# AIM A
Rewrite part of the records with every "Loss" changed to "Cost" and nothing else altered, starting at the first line of the records and ending with the line that contains "256, 487, 280]".

# PASSAGE
--

Inside information: Suominen is planning to accelerate its Full Potential Program execution through a fully underwritten rights issue of up to EUR 28 million
18.5.2026 15:00:00 CEST | GlobeNewswire by notified | Press release
Suominen Corporation, inside information, May 18, 2026 at 4:00 p.m. (EEST)
NOT FOR RELEASE, PUBLICATION OR DISTRIBUTION, DIRECTLY OR INDIRECTLY, IN OR INTO, OR TO ANY PERSON LOCATED OR RESIDENT IN, THE UNITED STATES, AUSTRALIA, CANADA, HONG KONG, NEW ZEALAND, JAPAN, SINGAPORE, SOUTH AFRICA OR ANY OTHER JURISDICTION IN WHICH THE RELEASE, PUBLICATION OR DISTRIBUTION WOULD BE UNLAWFUL.
Suominen Corporation (hereinafter the “Company” or “Suominen”) is planning a share issue, based on the pre-emptive right of the shareholders, to raise gross proceeds of up to approximately EUR 28 million (the “Offering” or the “Rights Issue”). The objective of the Offering is to secure funding for the execution of profitability-enhancing improvements as part of the Company’s strategic Full Potential Program (as defined below) and to strengthen the Company’s capital structure.
The Board of Directors (“BoD”) of Suominen is planning today to give notice of an extraordinary general meeting (“EGM”) to authorise the share issuance and is planning to launch the Offering during the second quarter of 2026, subject to, among other things, receiving necessary authorisations in the EGM and market conditions.
The Company’s main shareholders, including Ahlstrom Capital B.V., separately, and Etola Group Oy and Oy Etra Invest Ab, acting jointly, have each issued an undertaking to the company to vote in favour of the share issue authorisation at the EGM, to subscribe for their pro rata share of the issuance, as well as entered into conditional subscription guarantee commitments covering in total any unsubscribed shares in the Offering, subject to customary terms and conditions. Ahlstrom Capital B.V., Etola Group Oy and Oy Etra Invest Ab together represent a total of approximately 49.02% of the shares in the Company.

--

# AIM B
In the press release, what approximate share of the Company's shares do Ahlstrom Capital B.V., Etola Group Oy and Oy Etra Invest Ab hold together?

--

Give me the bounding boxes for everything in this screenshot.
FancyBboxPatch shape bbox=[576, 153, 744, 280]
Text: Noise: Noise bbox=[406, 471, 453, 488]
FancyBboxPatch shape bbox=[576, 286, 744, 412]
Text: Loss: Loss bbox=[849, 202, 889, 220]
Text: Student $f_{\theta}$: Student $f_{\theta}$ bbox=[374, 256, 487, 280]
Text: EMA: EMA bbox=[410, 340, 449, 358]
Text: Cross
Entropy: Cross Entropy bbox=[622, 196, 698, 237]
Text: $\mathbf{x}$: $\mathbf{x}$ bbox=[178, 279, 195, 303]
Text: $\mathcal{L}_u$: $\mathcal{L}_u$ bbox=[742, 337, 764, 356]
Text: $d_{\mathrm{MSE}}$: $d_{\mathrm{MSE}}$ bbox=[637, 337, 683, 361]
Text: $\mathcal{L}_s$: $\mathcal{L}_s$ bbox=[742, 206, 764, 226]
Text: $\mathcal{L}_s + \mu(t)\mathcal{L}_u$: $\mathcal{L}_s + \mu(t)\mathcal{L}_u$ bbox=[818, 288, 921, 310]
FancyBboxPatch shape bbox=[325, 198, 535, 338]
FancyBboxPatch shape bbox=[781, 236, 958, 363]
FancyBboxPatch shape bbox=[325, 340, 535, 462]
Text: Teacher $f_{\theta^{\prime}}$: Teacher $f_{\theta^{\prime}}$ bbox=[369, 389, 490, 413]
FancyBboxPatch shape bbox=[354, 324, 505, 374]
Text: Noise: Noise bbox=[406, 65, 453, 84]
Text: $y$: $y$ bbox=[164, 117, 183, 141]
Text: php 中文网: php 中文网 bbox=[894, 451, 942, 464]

--

# EXERCISE ANSWER A
Give me the bounding boxes for everything in this screenshot.
FancyBboxPatch shape bbox=[576, 153, 744, 280]
Text: Noise: Noise bbox=[406, 471, 453, 488]
FancyBboxPatch shape bbox=[576, 286, 744, 412]
Text: Cost: Cost bbox=[849, 202, 889, 220]
Text: Student $f_{\theta}$: Student $f_{\theta}$ bbox=[374, 256, 487, 280]

# EXERCISE ANSWER B
Approximately 49.02%.